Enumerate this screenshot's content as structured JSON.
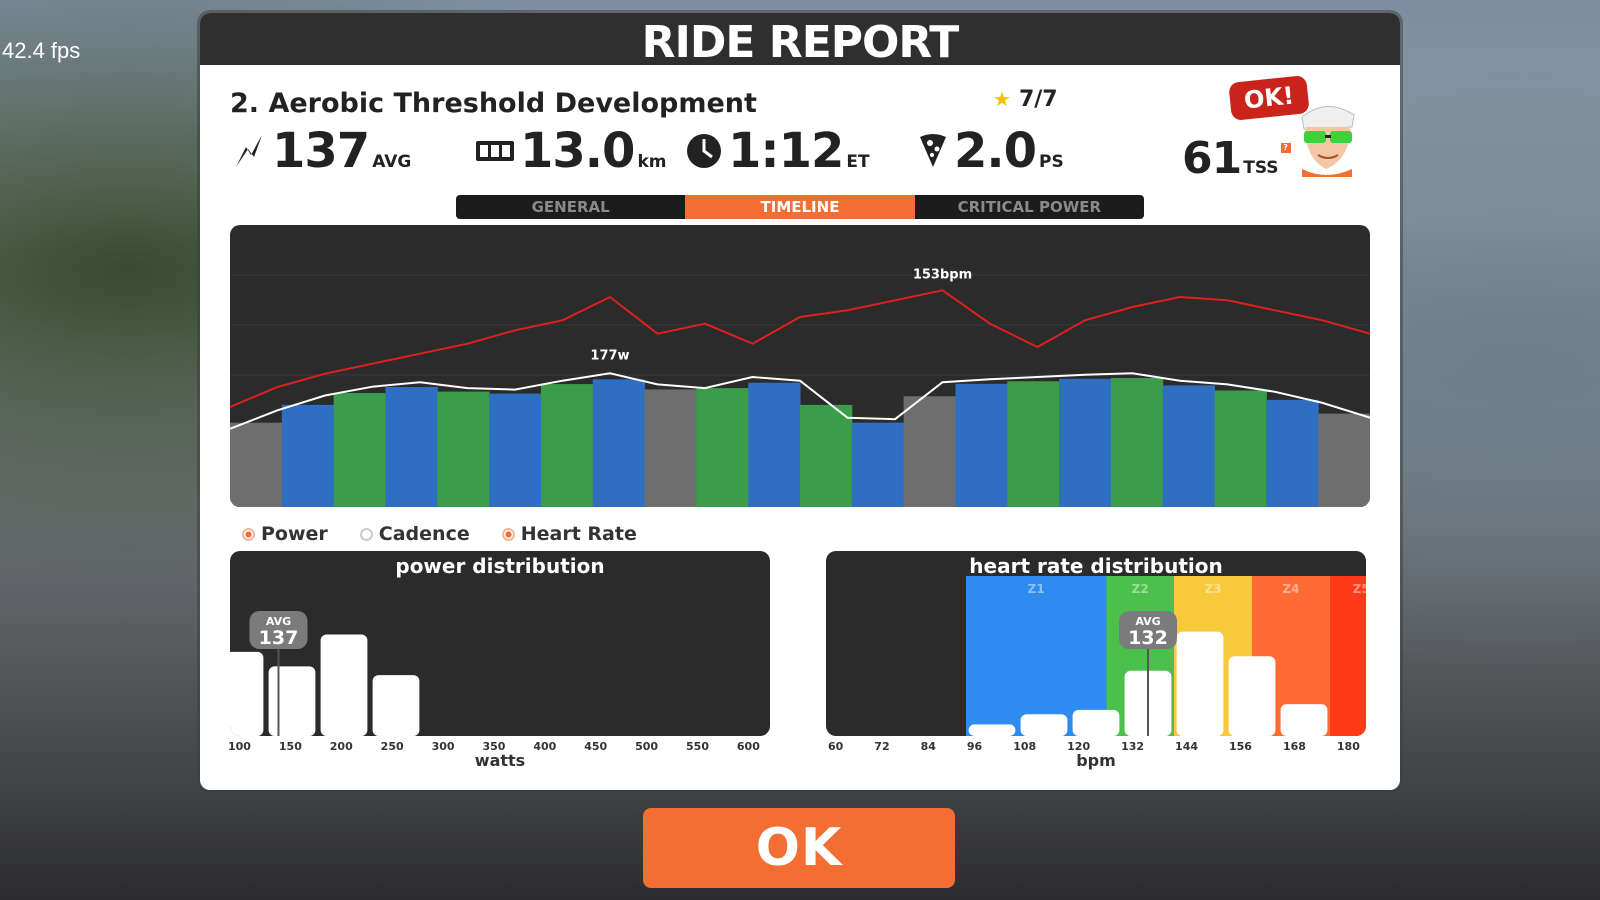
{
  "fps_label": "42.4 fps",
  "report": {
    "title": "RIDE REPORT",
    "workout_name": "2. Aerobic Threshold Development",
    "stars": "7/7",
    "stats": {
      "power_value": "137",
      "power_unit": "AVG",
      "distance_value": "13.0",
      "distance_unit": "km",
      "time_value": "1:12",
      "time_unit": "ET",
      "pizza_value": "2.0",
      "pizza_unit": "PS",
      "tss_value": "61",
      "tss_unit": "TSS"
    },
    "ok_bubble": "OK!",
    "tabs": [
      "GENERAL",
      "TIMELINE",
      "CRITICAL POWER"
    ],
    "active_tab": "TIMELINE"
  },
  "legend": {
    "power": "Power",
    "cadence": "Cadence",
    "heart_rate": "Heart Rate"
  },
  "colors": {
    "accent": "#f26e33",
    "heart_rate_line": "#e0201d",
    "power_line": "#ffffff",
    "zone_gray": "#6e6e6e",
    "zone_blue": "#2e6fc4",
    "zone_green": "#3b9c4a"
  },
  "ok_button": "OK",
  "chart_data": [
    {
      "type": "line",
      "title": "",
      "series": [
        {
          "name": "Heart Rate",
          "x": [
            0,
            3,
            6,
            9,
            12,
            15,
            18,
            21,
            24,
            27,
            30,
            33,
            36,
            39,
            42,
            45,
            48,
            51,
            54,
            57,
            60,
            63,
            66,
            69,
            72
          ],
          "values": [
            118,
            124,
            128,
            131,
            134,
            137,
            141,
            144,
            151,
            140,
            143,
            137,
            145,
            147,
            150,
            153,
            143,
            136,
            144,
            148,
            151,
            150,
            147,
            144,
            140
          ],
          "peak_label": "153bpm"
        },
        {
          "name": "Power",
          "x": [
            0,
            3,
            6,
            9,
            12,
            15,
            18,
            21,
            24,
            27,
            30,
            33,
            36,
            39,
            42,
            45,
            48,
            51,
            54,
            57,
            60,
            63,
            66,
            69,
            72
          ],
          "values": [
            95,
            120,
            140,
            152,
            158,
            150,
            148,
            160,
            170,
            155,
            150,
            165,
            160,
            110,
            108,
            158,
            162,
            165,
            168,
            170,
            160,
            155,
            145,
            130,
            110
          ],
          "peak_label": "177w"
        }
      ],
      "zones": [
        "gray",
        "blue",
        "green",
        "blue",
        "green",
        "blue",
        "green",
        "blue",
        "gray",
        "green",
        "blue",
        "green",
        "blue",
        "gray",
        "blue",
        "green",
        "blue",
        "green",
        "blue",
        "green",
        "blue",
        "gray"
      ]
    },
    {
      "type": "bar",
      "title": "power distribution",
      "xlabel": "watts",
      "categories": [
        "100",
        "150",
        "200",
        "250",
        "300",
        "350",
        "400",
        "450",
        "500",
        "550",
        "600"
      ],
      "values": [
        58,
        48,
        70,
        42,
        0,
        0,
        0,
        0,
        0,
        0,
        0
      ],
      "avg_label": "AVG",
      "avg_value": "137"
    },
    {
      "type": "bar",
      "title": "heart rate distribution",
      "xlabel": "bpm",
      "categories": [
        "60",
        "72",
        "84",
        "96",
        "108",
        "120",
        "132",
        "144",
        "156",
        "168",
        "180"
      ],
      "values": [
        0,
        0,
        0,
        8,
        15,
        18,
        45,
        72,
        55,
        22,
        0
      ],
      "zones": [
        "Z1",
        "Z2",
        "Z3",
        "Z4",
        "Z5"
      ],
      "avg_label": "AVG",
      "avg_value": "132"
    }
  ]
}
:::
Copy out every line of the material above that mentions the word "title".

TASK SOLUTION:
    "title": "RIDE REPORT",
      "title": "",
      "title": "power distribution",
      "title": "heart rate distribution",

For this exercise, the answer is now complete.